Document page text data:

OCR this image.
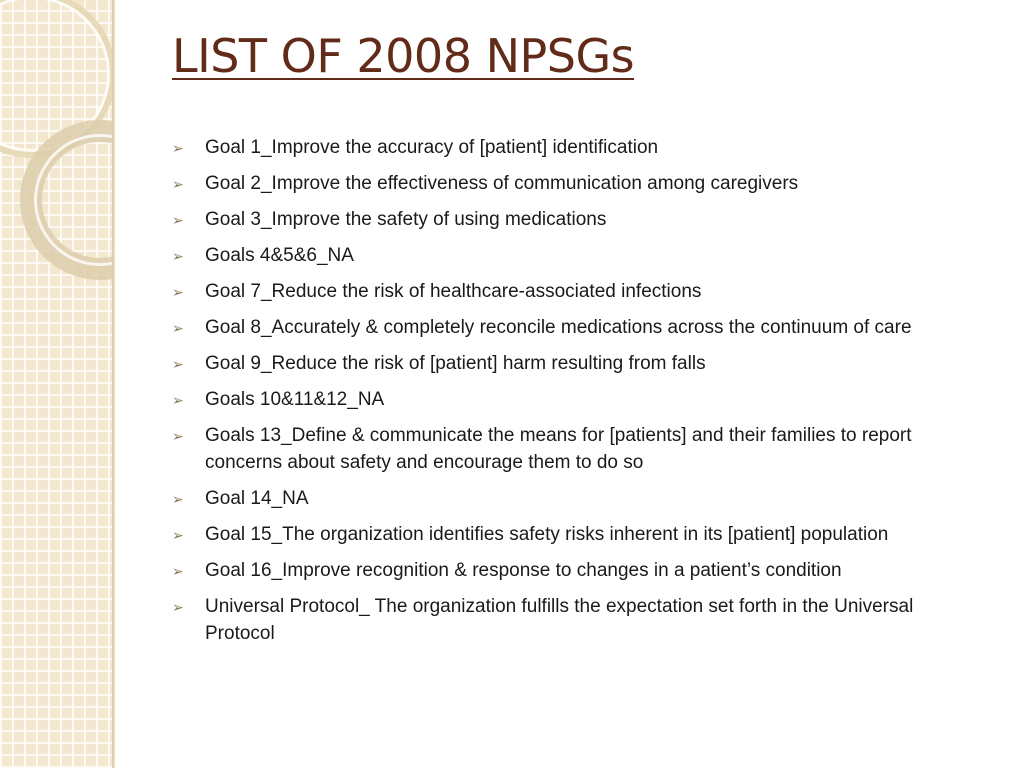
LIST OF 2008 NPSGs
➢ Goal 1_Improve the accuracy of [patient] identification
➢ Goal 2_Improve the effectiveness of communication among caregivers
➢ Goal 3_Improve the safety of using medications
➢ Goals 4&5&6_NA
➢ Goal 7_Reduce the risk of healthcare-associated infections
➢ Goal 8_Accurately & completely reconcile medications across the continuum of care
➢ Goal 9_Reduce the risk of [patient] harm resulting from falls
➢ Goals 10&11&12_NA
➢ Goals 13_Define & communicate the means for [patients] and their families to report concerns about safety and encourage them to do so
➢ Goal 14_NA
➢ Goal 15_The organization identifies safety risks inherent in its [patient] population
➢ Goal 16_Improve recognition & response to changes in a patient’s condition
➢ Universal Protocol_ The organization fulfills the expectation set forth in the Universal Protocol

▶ WHAT TO DO
Of the entries above, tally the lines with "Goals" in them. Only the total should be given.

▶ RESPONSE AREA
3